(TASK OBJECTIVE) Show all lines holding the string "마리아와".

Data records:

======

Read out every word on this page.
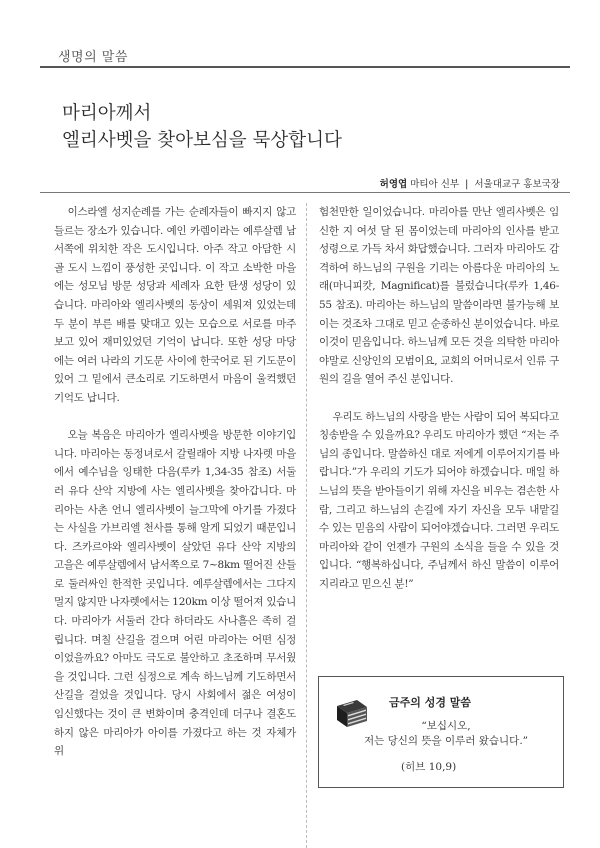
생명의 말씀
마리아께서
엘리사벳을 찾아보심을 묵상합니다
허영엽 마티아 신부 | 서울대교구 홍보국장

이스라엘 성지순례를 가는 순례자들이 빠지지 않고 들르는 장소가 있습니다. 예인 카렘이라는 예루살렘 남서쪽에 위치한 작은 도시입니다. 아주 작고 아담한 시골 도시 느낌이 풍성한 곳입니다. 이 작고 소박한 마을에는 성모님 방문 성당과 세례자 요한 탄생 성당이 있습니다. 마리아와 엘리사벳의 동상이 세워져 있었는데 두 분이 부른 배를 맞대고 있는 모습으로 서로를 마주 보고 있어 재미있었던 기억이 납니다. 또한 성당 마당에는 여러 나라의 기도문 사이에 한국어로 된 기도문이 있어 그 밑에서 큰소리로 기도하면서 마음이 울컥했던 기억도 납니다.

오늘 복음은 마리아가 엘리사벳을 방문한 이야기입니다. 마리아는 동정녀로서 갈릴래아 지방 나자렛 마을에서 예수님을 잉태한 다음(루카 1,34-35 참조) 서둘러 유다 산악 지방에 사는 엘리사벳을 찾아갑니다. 마리아는 사촌 언니 엘리사벳이 늘그막에 아기를 가졌다는 사실을 가브리엘 천사를 통해 알게 되었기 때문입니다. 즈카르야와 엘리사벳이 살았던 유다 산악 지방의 고을은 예루살렘에서 남서쪽으로 7~8km 떨어진 산들로 둘러싸인 한적한 곳입니다. 예루살렘에서는 그다지 멀지 않지만 나자렛에서는 120km 이상 떨어져 있습니다. 마리아가 서둘러 간다 하더라도 사나흘은 족히 걸립니다. 며칠 산길을 걸으며 어린 마리아는 어떤 심정이었을까요? 아마도 극도로 불안하고 초조하며 무서웠을 것입니다. 그런 심정으로 계속 하느님께 기도하면서 산길을 걸었을 것입니다. 당시 사회에서 젊은 여성이 임신했다는 것이 큰 변화이며 충격인데 더구나 결혼도 하지 않은 마리아가 아이를 가졌다고 하는 것 자체가 위

험천만한 일이었습니다. 마리아를 만난 엘리사벳은 임신한 지 여섯 달 된 몸이었는데 마리아의 인사를 받고 성령으로 가득 차서 화답했습니다. 그러자 마리아도 감격하여 하느님의 구원을 기리는 아름다운 마리아의 노래(마니피캇, Magnificat)를 불렀습니다(루카 1,46-55 참조). 마리아는 하느님의 말씀이라면 불가능해 보이는 것조차 그대로 믿고 순종하신 분이었습니다. 바로 이것이 믿음입니다. 하느님께 모든 것을 의탁한 마리아야말로 신앙인의 모범이요, 교회의 어머니로서 인류 구원의 길을 열어 주신 분입니다.

우리도 하느님의 사랑을 받는 사람이 되어 복되다고 칭송받을 수 있을까요? 우리도 마리아가 했던 “저는 주님의 종입니다. 말씀하신 대로 저에게 이루어지기를 바랍니다.”가 우리의 기도가 되어야 하겠습니다. 매일 하느님의 뜻을 받아들이기 위해 자신을 비우는 겸손한 사람, 그리고 하느님의 손길에 자기 자신을 모두 내맡길 수 있는 믿음의 사람이 되어야겠습니다. 그러면 우리도 마리아와 같이 언젠가 구원의 소식을 들을 수 있을 것입니다. “행복하십니다, 주님께서 하신 말씀이 이루어지리라고 믿으신 분!”

금주의 성경 말씀
“보십시오,
저는 당신의 뜻을 이루러 왔습니다.”
(히브 10,9)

======

(EXPECTED ANSWER)
이스라엘 성지순례를 가는 순례자들이 빠지지 않고 들르는 장소가 있습니다. 예인 카렘이라는 예루살렘 남서쪽에 위치한 작은 도시입니다. 아주 작고 아담한 시골 도시 느낌이 풍성한 곳입니다. 이 작고 소박한 마을에는 성모님 방문 성당과 세례자 요한 탄생 성당이 있습니다. 마리아와 엘리사벳의 동상이 세워져 있었는데 두 분이 부른 배를 맞대고 있는 모습으로 서로를 마주 보고 있어 재미있었던 기억이 납니다. 또한 성당 마당에는 여러 나라의 기도문 사이에 한국어로 된 기도문이 있어 그 밑에서 큰소리로 기도하면서 마음이 울컥했던 기억도 납니다.
우리도 하느님의 사랑을 받는 사람이 되어 복되다고 칭송받을 수 있을까요? 우리도 마리아가 했던 “저는 주님의 종입니다. 말씀하신 대로 저에게 이루어지기를 바랍니다.”가 우리의 기도가 되어야 하겠습니다. 매일 하느님의 뜻을 받아들이기 위해 자신을 비우는 겸손한 사람, 그리고 하느님의 손길에 자기 자신을 모두 내맡길 수 있는 믿음의 사람이 되어야겠습니다. 그러면 우리도 마리아와 같이 언젠가 구원의 소식을 들을 수 있을 것입니다. “행복하십니다, 주님께서 하신 말씀이 이루어지리라고 믿으신 분!”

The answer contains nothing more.